Records excerpted from a collection:
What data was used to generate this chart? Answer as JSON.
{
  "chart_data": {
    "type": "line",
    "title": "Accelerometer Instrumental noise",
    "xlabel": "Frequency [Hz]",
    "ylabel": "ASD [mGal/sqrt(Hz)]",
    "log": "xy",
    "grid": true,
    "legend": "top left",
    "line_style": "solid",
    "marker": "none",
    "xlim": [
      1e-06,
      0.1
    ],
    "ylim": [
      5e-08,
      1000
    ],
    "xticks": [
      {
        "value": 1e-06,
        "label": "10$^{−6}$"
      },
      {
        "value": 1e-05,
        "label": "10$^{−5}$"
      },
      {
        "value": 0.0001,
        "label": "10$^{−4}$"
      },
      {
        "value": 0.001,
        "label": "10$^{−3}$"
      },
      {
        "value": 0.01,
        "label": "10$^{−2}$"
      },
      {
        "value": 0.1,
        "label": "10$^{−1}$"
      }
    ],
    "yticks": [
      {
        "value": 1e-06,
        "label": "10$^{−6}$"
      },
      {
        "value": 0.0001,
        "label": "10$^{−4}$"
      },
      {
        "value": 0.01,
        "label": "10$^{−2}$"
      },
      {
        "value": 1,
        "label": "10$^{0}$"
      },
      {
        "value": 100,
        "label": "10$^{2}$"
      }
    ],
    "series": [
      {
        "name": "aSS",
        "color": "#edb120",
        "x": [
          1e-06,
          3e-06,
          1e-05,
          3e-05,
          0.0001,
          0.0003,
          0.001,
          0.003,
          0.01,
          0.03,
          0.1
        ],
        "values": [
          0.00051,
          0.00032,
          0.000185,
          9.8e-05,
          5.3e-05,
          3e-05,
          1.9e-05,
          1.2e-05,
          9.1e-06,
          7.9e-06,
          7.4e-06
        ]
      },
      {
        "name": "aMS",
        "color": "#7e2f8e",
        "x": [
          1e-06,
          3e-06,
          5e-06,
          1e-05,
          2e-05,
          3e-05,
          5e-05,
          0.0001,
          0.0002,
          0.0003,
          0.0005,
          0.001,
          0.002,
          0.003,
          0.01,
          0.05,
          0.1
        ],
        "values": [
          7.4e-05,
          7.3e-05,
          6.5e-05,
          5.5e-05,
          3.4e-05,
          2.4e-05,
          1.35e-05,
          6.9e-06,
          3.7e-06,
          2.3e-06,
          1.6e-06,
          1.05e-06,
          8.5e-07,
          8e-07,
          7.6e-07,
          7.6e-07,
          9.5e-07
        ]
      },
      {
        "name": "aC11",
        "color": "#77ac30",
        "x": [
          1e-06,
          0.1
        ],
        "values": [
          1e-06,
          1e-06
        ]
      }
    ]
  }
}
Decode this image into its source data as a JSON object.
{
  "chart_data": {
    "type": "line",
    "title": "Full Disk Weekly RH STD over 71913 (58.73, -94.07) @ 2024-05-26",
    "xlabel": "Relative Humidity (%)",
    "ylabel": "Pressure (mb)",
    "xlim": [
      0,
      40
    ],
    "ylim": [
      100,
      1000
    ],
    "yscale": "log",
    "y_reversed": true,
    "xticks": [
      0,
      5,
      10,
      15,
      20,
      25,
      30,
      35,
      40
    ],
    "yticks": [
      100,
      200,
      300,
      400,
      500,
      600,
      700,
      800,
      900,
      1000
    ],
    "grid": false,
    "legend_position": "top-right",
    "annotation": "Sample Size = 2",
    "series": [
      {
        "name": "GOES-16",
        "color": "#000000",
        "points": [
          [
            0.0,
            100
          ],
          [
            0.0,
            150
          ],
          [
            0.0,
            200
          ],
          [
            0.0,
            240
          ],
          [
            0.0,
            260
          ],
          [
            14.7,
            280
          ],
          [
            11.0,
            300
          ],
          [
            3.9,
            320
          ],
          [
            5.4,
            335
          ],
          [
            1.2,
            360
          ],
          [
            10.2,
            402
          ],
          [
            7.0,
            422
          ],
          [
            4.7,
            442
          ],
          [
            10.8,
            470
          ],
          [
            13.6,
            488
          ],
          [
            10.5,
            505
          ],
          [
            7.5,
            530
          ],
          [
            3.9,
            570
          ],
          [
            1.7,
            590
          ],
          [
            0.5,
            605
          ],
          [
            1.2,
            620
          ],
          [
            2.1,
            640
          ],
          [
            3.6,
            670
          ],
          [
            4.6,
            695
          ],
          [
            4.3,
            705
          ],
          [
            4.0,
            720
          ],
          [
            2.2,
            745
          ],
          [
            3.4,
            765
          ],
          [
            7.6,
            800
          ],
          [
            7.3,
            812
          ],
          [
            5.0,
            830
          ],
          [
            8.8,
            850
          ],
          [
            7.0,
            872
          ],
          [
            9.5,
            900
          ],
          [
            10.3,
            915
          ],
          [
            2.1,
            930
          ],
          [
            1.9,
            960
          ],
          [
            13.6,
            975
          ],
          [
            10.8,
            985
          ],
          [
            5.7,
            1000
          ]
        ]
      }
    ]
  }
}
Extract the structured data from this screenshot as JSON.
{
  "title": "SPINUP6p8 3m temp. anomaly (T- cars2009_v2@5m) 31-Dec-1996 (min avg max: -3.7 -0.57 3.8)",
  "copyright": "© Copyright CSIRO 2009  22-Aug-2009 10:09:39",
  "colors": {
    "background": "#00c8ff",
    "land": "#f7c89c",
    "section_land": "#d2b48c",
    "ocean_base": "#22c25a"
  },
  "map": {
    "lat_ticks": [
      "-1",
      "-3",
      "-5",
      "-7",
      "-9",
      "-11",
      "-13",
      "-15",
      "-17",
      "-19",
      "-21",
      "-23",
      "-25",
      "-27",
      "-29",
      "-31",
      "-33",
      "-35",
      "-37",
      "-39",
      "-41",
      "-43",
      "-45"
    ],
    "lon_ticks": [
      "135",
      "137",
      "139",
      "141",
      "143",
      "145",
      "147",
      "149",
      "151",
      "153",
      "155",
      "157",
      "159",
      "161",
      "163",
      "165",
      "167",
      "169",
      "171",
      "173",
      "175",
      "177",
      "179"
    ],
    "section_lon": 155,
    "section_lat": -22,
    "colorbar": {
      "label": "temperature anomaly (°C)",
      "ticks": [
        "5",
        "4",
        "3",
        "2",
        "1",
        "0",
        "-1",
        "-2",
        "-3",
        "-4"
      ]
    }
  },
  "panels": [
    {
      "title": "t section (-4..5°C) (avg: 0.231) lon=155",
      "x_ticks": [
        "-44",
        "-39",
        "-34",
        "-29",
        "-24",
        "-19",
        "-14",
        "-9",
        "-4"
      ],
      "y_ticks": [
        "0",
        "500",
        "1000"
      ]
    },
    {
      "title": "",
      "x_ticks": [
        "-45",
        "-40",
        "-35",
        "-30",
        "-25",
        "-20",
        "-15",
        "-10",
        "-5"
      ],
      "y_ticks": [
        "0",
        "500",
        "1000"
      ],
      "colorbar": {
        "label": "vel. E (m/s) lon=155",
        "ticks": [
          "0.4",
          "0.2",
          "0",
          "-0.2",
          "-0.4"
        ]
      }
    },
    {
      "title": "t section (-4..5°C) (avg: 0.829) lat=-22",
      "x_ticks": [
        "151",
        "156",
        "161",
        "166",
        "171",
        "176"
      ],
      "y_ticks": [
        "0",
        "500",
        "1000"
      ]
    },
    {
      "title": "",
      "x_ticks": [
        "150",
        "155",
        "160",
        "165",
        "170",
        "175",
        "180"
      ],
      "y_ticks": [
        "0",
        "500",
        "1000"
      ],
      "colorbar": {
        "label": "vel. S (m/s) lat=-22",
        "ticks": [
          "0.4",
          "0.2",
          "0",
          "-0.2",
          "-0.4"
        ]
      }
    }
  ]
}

• _Problem details_:
Your task is to extract all of the records exactly.

• _Output of the task_:
What data was used to generate this chart? Answer as JSON.
{
  "chart_data": {
    "type": "line",
    "title": "Accelerometer Instrumental noise",
    "xlabel": "Frequency [Hz]",
    "ylabel": "ASD [mGal/sqrt(Hz)]",
    "log": "xy",
    "grid": true,
    "legend": "top left",
    "line_style": "solid",
    "marker": "none",
    "xlim": [
      1e-06,
      0.1
    ],
    "ylim": [
      5e-08,
      1000
    ],
    "xticks": [
      {
        "value": 1e-06,
        "label": "10$^{−6}$"
      },
      {
        "value": 1e-05,
        "label": "10$^{−5}$"
      },
      {
        "value": 0.0001,
        "label": "10$^{−4}$"
      },
      {
        "value": 0.001,
        "label": "10$^{−3}$"
      },
      {
        "value": 0.01,
        "label": "10$^{−2}$"
      },
      {
        "value": 0.1,
        "label": "10$^{−1}$"
      }
    ],
    "yticks": [
      {
        "value": 1e-06,
        "label": "10$^{−6}$"
      },
      {
        "value": 0.0001,
        "label": "10$^{−4}$"
      },
      {
        "value": 0.01,
        "label": "10$^{−2}$"
      },
      {
        "value": 1,
        "label": "10$^{0}$"
      },
      {
        "value": 100,
        "label": "10$^{2}$"
      }
    ],
    "series": [
      {
        "name": "aSS",
        "color": "#edb120",
        "x": [
          1e-06,
          3e-06,
          1e-05,
          3e-05,
          0.0001,
          0.0003,
          0.001,
          0.003,
          0.01,
          0.03,
          0.1
        ],
        "values": [
          0.00051,
          0.00032,
          0.000185,
          9.8e-05,
          5.3e-05,
          3e-05,
          1.9e-05,
          1.2e-05,
          9.1e-06,
          7.9e-06,
          7.4e-06
        ]
      },
      {
        "name": "aMS",
        "color": "#7e2f8e",
        "x": [
          1e-06,
          3e-06,
          5e-06,
          1e-05,
          2e-05,
          3e-05,
          5e-05,
          0.0001,
          0.0002,
          0.0003,
          0.0005,
          0.001,
          0.002,
          0.003,
          0.01,
          0.05,
          0.1
        ],
        "values": [
          7.4e-05,
          7.3e-05,
          6.5e-05,
          5.5e-05,
          3.4e-05,
          2.4e-05,
          1.35e-05,
          6.9e-06,
          3.7e-06,
          2.3e-06,
          1.6e-06,
          1.05e-06,
          8.5e-07,
          8e-07,
          7.6e-07,
          7.6e-07,
          9.5e-07
        ]
      },
      {
        "name": "aC11",
        "color": "#77ac30",
        "x": [
          1e-06,
          0.1
        ],
        "values": [
          1e-06,
          1e-06
        ]
      }
    ]
  }
}
Decode this image into its source data as a JSON object.
{
  "chart_data": {
    "type": "line",
    "title": "Full Disk Weekly RH STD over 71913 (58.73, -94.07) @ 2024-05-26",
    "xlabel": "Relative Humidity (%)",
    "ylabel": "Pressure (mb)",
    "xlim": [
      0,
      40
    ],
    "ylim": [
      100,
      1000
    ],
    "yscale": "log",
    "y_reversed": true,
    "xticks": [
      0,
      5,
      10,
      15,
      20,
      25,
      30,
      35,
      40
    ],
    "yticks": [
      100,
      200,
      300,
      400,
      500,
      600,
      700,
      800,
      900,
      1000
    ],
    "grid": false,
    "legend_position": "top-right",
    "annotation": "Sample Size = 2",
    "series": [
      {
        "name": "GOES-16",
        "color": "#000000",
        "points": [
          [
            0.0,
            100
          ],
          [
            0.0,
            150
          ],
          [
            0.0,
            200
          ],
          [
            0.0,
            240
          ],
          [
            0.0,
            260
          ],
          [
            14.7,
            280
          ],
          [
            11.0,
            300
          ],
          [
            3.9,
            320
          ],
          [
            5.4,
            335
          ],
          [
            1.2,
            360
          ],
          [
            10.2,
            402
          ],
          [
            7.0,
            422
          ],
          [
            4.7,
            442
          ],
          [
            10.8,
            470
          ],
          [
            13.6,
            488
          ],
          [
            10.5,
            505
          ],
          [
            7.5,
            530
          ],
          [
            3.9,
            570
          ],
          [
            1.7,
            590
          ],
          [
            0.5,
            605
          ],
          [
            1.2,
            620
          ],
          [
            2.1,
            640
          ],
          [
            3.6,
            670
          ],
          [
            4.6,
            695
          ],
          [
            4.3,
            705
          ],
          [
            4.0,
            720
          ],
          [
            2.2,
            745
          ],
          [
            3.4,
            765
          ],
          [
            7.6,
            800
          ],
          [
            7.3,
            812
          ],
          [
            5.0,
            830
          ],
          [
            8.8,
            850
          ],
          [
            7.0,
            872
          ],
          [
            9.5,
            900
          ],
          [
            10.3,
            915
          ],
          [
            2.1,
            930
          ],
          [
            1.9,
            960
          ],
          [
            13.6,
            975
          ],
          [
            10.8,
            985
          ],
          [
            5.7,
            1000
          ]
        ]
      }
    ]
  }
}
Extract the structured data from this screenshot as JSON.
{
  "title": "SPINUP6p8 3m temp. anomaly (T- cars2009_v2@5m) 31-Dec-1996 (min avg max: -3.7 -0.57 3.8)",
  "copyright": "© Copyright CSIRO 2009  22-Aug-2009 10:09:39",
  "colors": {
    "background": "#00c8ff",
    "land": "#f7c89c",
    "section_land": "#d2b48c",
    "ocean_base": "#22c25a"
  },
  "map": {
    "lat_ticks": [
      "-1",
      "-3",
      "-5",
      "-7",
      "-9",
      "-11",
      "-13",
      "-15",
      "-17",
      "-19",
      "-21",
      "-23",
      "-25",
      "-27",
      "-29",
      "-31",
      "-33",
      "-35",
      "-37",
      "-39",
      "-41",
      "-43",
      "-45"
    ],
    "lon_ticks": [
      "135",
      "137",
      "139",
      "141",
      "143",
      "145",
      "147",
      "149",
      "151",
      "153",
      "155",
      "157",
      "159",
      "161",
      "163",
      "165",
      "167",
      "169",
      "171",
      "173",
      "175",
      "177",
      "179"
    ],
    "section_lon": 155,
    "section_lat": -22,
    "colorbar": {
      "label": "temperature anomaly (°C)",
      "ticks": [
        "5",
        "4",
        "3",
        "2",
        "1",
        "0",
        "-1",
        "-2",
        "-3",
        "-4"
      ]
    }
  },
  "panels": [
    {
      "title": "t section (-4..5°C) (avg: 0.231) lon=155",
      "x_ticks": [
        "-44",
        "-39",
        "-34",
        "-29",
        "-24",
        "-19",
        "-14",
        "-9",
        "-4"
      ],
      "y_ticks": [
        "0",
        "500",
        "1000"
      ]
    },
    {
      "title": "",
      "x_ticks": [
        "-45",
        "-40",
        "-35",
        "-30",
        "-25",
        "-20",
        "-15",
        "-10",
        "-5"
      ],
      "y_ticks": [
        "0",
        "500",
        "1000"
      ],
      "colorbar": {
        "label": "vel. E (m/s) lon=155",
        "ticks": [
          "0.4",
          "0.2",
          "0",
          "-0.2",
          "-0.4"
        ]
      }
    },
    {
      "title": "t section (-4..5°C) (avg: 0.829) lat=-22",
      "x_ticks": [
        "151",
        "156",
        "161",
        "166",
        "171",
        "176"
      ],
      "y_ticks": [
        "0",
        "500",
        "1000"
      ]
    },
    {
      "title": "",
      "x_ticks": [
        "150",
        "155",
        "160",
        "165",
        "170",
        "175",
        "180"
      ],
      "y_ticks": [
        "0",
        "500",
        "1000"
      ],
      "colorbar": {
        "label": "vel. S (m/s) lat=-22",
        "ticks": [
          "0.4",
          "0.2",
          "0",
          "-0.2",
          "-0.4"
        ]
      }
    }
  ]
}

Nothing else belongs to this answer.